TASK TO CARRY OUT
In your copy, reproduce the entries exactly as they are, minus the images.

DATA LINES

::::

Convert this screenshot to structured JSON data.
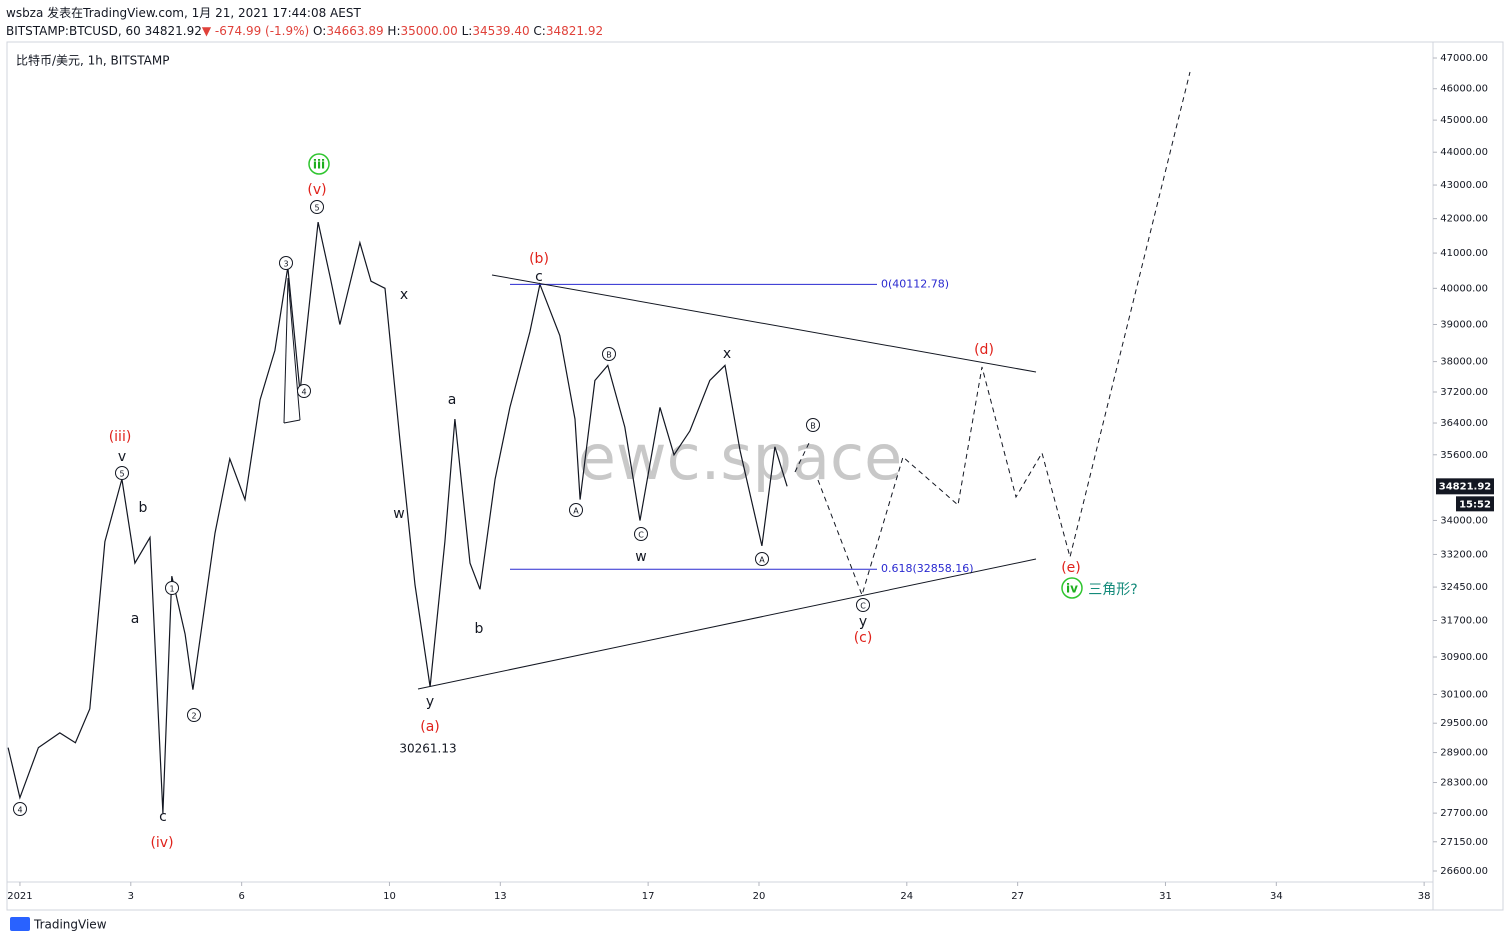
{
  "header": {
    "author_line": "wsbza 发表在TradingView.com, 1月 21, 2021 17:44:08 AEST",
    "symbol": "BITSTAMP:BTCUSD, 60",
    "last": "34821.92",
    "change_arrow": "▼",
    "change": "-674.99 (-1.9%)",
    "ohlc": [
      [
        "O:",
        "34663.89"
      ],
      [
        "H:",
        "35000.00"
      ],
      [
        "L:",
        "34539.40"
      ],
      [
        "C:",
        "34821.92"
      ]
    ]
  },
  "legend": "比特币/美元, 1h, BITSTAMP",
  "watermark": "ewc.space",
  "footer": "TradingView",
  "price_scale": {
    "last_price": 34821.92,
    "countdown": "15:52"
  },
  "fib_levels": [
    {
      "value": 40112.78,
      "label": "0(40112.78)"
    },
    {
      "value": 32858.16,
      "label": "0.618(32858.16)"
    }
  ],
  "annotations": [
    "iii",
    "(v)",
    "5",
    "3",
    "4",
    "x",
    "(iii)",
    "v",
    "5",
    "b",
    "a",
    "1",
    "2",
    "c",
    "(iv)",
    "4",
    "w",
    "a",
    "b",
    "y",
    "(a)",
    "30261.13",
    "(b)",
    "c",
    "A",
    "B",
    "C",
    "w",
    "x",
    "A",
    "B",
    "C",
    "y",
    "(c)",
    "(d)",
    "(e)",
    "iv",
    "三角形?"
  ],
  "chart_data": {
    "type": "line",
    "color": "#131722",
    "log_scale": true,
    "grid": false,
    "x": [
      -0.32,
      0,
      0.5,
      1.08,
      1.5,
      1.89,
      2.3,
      2.76,
      3.11,
      3.52,
      3.87,
      4.11,
      4.47,
      4.68,
      5.28,
      5.68,
      6.09,
      6.5,
      6.9,
      7.25,
      7.58,
      8.07,
      8.4,
      8.66,
      9.2,
      9.5,
      9.88,
      10.28,
      10.69,
      11.1,
      11.5,
      11.77,
      12.18,
      12.45,
      12.86,
      13.26,
      13.8,
      14.07,
      14.61,
      15.02,
      15.16,
      15.56,
      15.91,
      16.37,
      16.78,
      17.32,
      17.7,
      18.13,
      18.67,
      19.08,
      19.49,
      20.08,
      20.43,
      20.76
    ],
    "values": [
      29000,
      28000,
      29000,
      29300,
      29100,
      29800,
      33500,
      35000,
      33000,
      33600,
      27700,
      32700,
      31400,
      30200,
      33700,
      35500,
      34500,
      37000,
      38300,
      40600,
      37200,
      41900,
      40300,
      39000,
      41300,
      40200,
      40000,
      36000,
      32500,
      30261.13,
      33500,
      36500,
      33000,
      32400,
      35000,
      36800,
      38800,
      40112.78,
      38700,
      36500,
      34500,
      37500,
      37900,
      36300,
      34000,
      36800,
      35600,
      36200,
      37500,
      37900,
      35700,
      33400,
      35800,
      34821.92
    ],
    "xlim": [
      -0.35,
      38.24
    ],
    "xticks": [
      {
        "value": 0,
        "label": "2021"
      },
      3,
      6,
      10,
      13,
      17,
      20,
      24,
      27,
      31,
      34,
      38
    ],
    "xtick_labels_note_free": null,
    "ylim": [
      26396,
      47530
    ],
    "yticks": [
      {
        "value": 47000,
        "label": "47000.00"
      },
      {
        "value": 46000,
        "label": "46000.00"
      },
      {
        "value": 45000,
        "label": "45000.00"
      },
      {
        "value": 44000,
        "label": "44000.00"
      },
      {
        "value": 43000,
        "label": "43000.00"
      },
      {
        "value": 42000,
        "label": "42000.00"
      },
      {
        "value": 41000,
        "label": "41000.00"
      },
      {
        "value": 40000,
        "label": "40000.00"
      },
      {
        "value": 39000,
        "label": "39000.00"
      },
      {
        "value": 38000,
        "label": "38000.00"
      },
      {
        "value": 37200,
        "label": "37200.00"
      },
      {
        "value": 36400,
        "label": "36400.00"
      },
      {
        "value": 35600,
        "label": "35600.00"
      },
      {
        "value": 34000,
        "label": "34000.00"
      },
      {
        "value": 33200,
        "label": "33200.00"
      },
      {
        "value": 32450,
        "label": "32450.00"
      },
      {
        "value": 31700,
        "label": "31700.00"
      },
      {
        "value": 30900,
        "label": "30900.00"
      },
      {
        "value": 30100,
        "label": "30100.00"
      },
      {
        "value": 29500,
        "label": "29500.00"
      },
      {
        "value": 28900,
        "label": "28900.00"
      },
      {
        "value": 28300,
        "label": "28300.00"
      },
      {
        "value": 27700,
        "label": "27700.00"
      },
      {
        "value": 27150,
        "label": "27150.00"
      },
      {
        "value": 26600,
        "label": "26600.00"
      }
    ]
  }
}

::::

SOLUTION TO THE PROBLEM
Convert this screenshot to structured JSON data.
{
  "header": {
    "author_line": "wsbza 发表在TradingView.com, 1月 21, 2021 17:44:08 AEST",
    "symbol": "BITSTAMP:BTCUSD, 60",
    "last": "34821.92",
    "change_arrow": "▼",
    "change": "-674.99 (-1.9%)",
    "ohlc": [
      [
        "O:",
        "34663.89"
      ],
      [
        "H:",
        "35000.00"
      ],
      [
        "L:",
        "34539.40"
      ],
      [
        "C:",
        "34821.92"
      ]
    ]
  },
  "legend": "比特币/美元, 1h, BITSTAMP",
  "watermark": "ewc.space",
  "footer": "TradingView",
  "price_scale": {
    "last_price": 34821.92,
    "countdown": "15:52"
  },
  "fib_levels": [
    {
      "value": 40112.78,
      "label": "0(40112.78)"
    },
    {
      "value": 32858.16,
      "label": "0.618(32858.16)"
    }
  ],
  "annotations": [
    "iii",
    "(v)",
    "5",
    "3",
    "4",
    "x",
    "(iii)",
    "v",
    "5",
    "b",
    "a",
    "1",
    "2",
    "c",
    "(iv)",
    "4",
    "w",
    "a",
    "b",
    "y",
    "(a)",
    "30261.13",
    "(b)",
    "c",
    "A",
    "B",
    "C",
    "w",
    "x",
    "A",
    "B",
    "C",
    "y",
    "(c)",
    "(d)",
    "(e)",
    "iv",
    "三角形?"
  ],
  "chart_data": {
    "type": "line",
    "color": "#131722",
    "log_scale": true,
    "grid": false,
    "x": [
      -0.32,
      0,
      0.5,
      1.08,
      1.5,
      1.89,
      2.3,
      2.76,
      3.11,
      3.52,
      3.87,
      4.11,
      4.47,
      4.68,
      5.28,
      5.68,
      6.09,
      6.5,
      6.9,
      7.25,
      7.58,
      8.07,
      8.4,
      8.66,
      9.2,
      9.5,
      9.88,
      10.28,
      10.69,
      11.1,
      11.5,
      11.77,
      12.18,
      12.45,
      12.86,
      13.26,
      13.8,
      14.07,
      14.61,
      15.02,
      15.16,
      15.56,
      15.91,
      16.37,
      16.78,
      17.32,
      17.7,
      18.13,
      18.67,
      19.08,
      19.49,
      20.08,
      20.43,
      20.76
    ],
    "values": [
      29000,
      28000,
      29000,
      29300,
      29100,
      29800,
      33500,
      35000,
      33000,
      33600,
      27700,
      32700,
      31400,
      30200,
      33700,
      35500,
      34500,
      37000,
      38300,
      40600,
      37200,
      41900,
      40300,
      39000,
      41300,
      40200,
      40000,
      36000,
      32500,
      30261.13,
      33500,
      36500,
      33000,
      32400,
      35000,
      36800,
      38800,
      40112.78,
      38700,
      36500,
      34500,
      37500,
      37900,
      36300,
      34000,
      36800,
      35600,
      36200,
      37500,
      37900,
      35700,
      33400,
      35800,
      34821.92
    ],
    "xlim": [
      -0.35,
      38.24
    ],
    "xticks": [
      {
        "value": 0,
        "label": "2021"
      },
      3,
      6,
      10,
      13,
      17,
      20,
      24,
      27,
      31,
      34,
      38
    ],
    "xtick_labels_note_free": null,
    "ylim": [
      26396,
      47530
    ],
    "yticks": [
      {
        "value": 47000,
        "label": "47000.00"
      },
      {
        "value": 46000,
        "label": "46000.00"
      },
      {
        "value": 45000,
        "label": "45000.00"
      },
      {
        "value": 44000,
        "label": "44000.00"
      },
      {
        "value": 43000,
        "label": "43000.00"
      },
      {
        "value": 42000,
        "label": "42000.00"
      },
      {
        "value": 41000,
        "label": "41000.00"
      },
      {
        "value": 40000,
        "label": "40000.00"
      },
      {
        "value": 39000,
        "label": "39000.00"
      },
      {
        "value": 38000,
        "label": "38000.00"
      },
      {
        "value": 37200,
        "label": "37200.00"
      },
      {
        "value": 36400,
        "label": "36400.00"
      },
      {
        "value": 35600,
        "label": "35600.00"
      },
      {
        "value": 34000,
        "label": "34000.00"
      },
      {
        "value": 33200,
        "label": "33200.00"
      },
      {
        "value": 32450,
        "label": "32450.00"
      },
      {
        "value": 31700,
        "label": "31700.00"
      },
      {
        "value": 30900,
        "label": "30900.00"
      },
      {
        "value": 30100,
        "label": "30100.00"
      },
      {
        "value": 29500,
        "label": "29500.00"
      },
      {
        "value": 28900,
        "label": "28900.00"
      },
      {
        "value": 28300,
        "label": "28300.00"
      },
      {
        "value": 27700,
        "label": "27700.00"
      },
      {
        "value": 27150,
        "label": "27150.00"
      },
      {
        "value": 26600,
        "label": "26600.00"
      }
    ]
  }
}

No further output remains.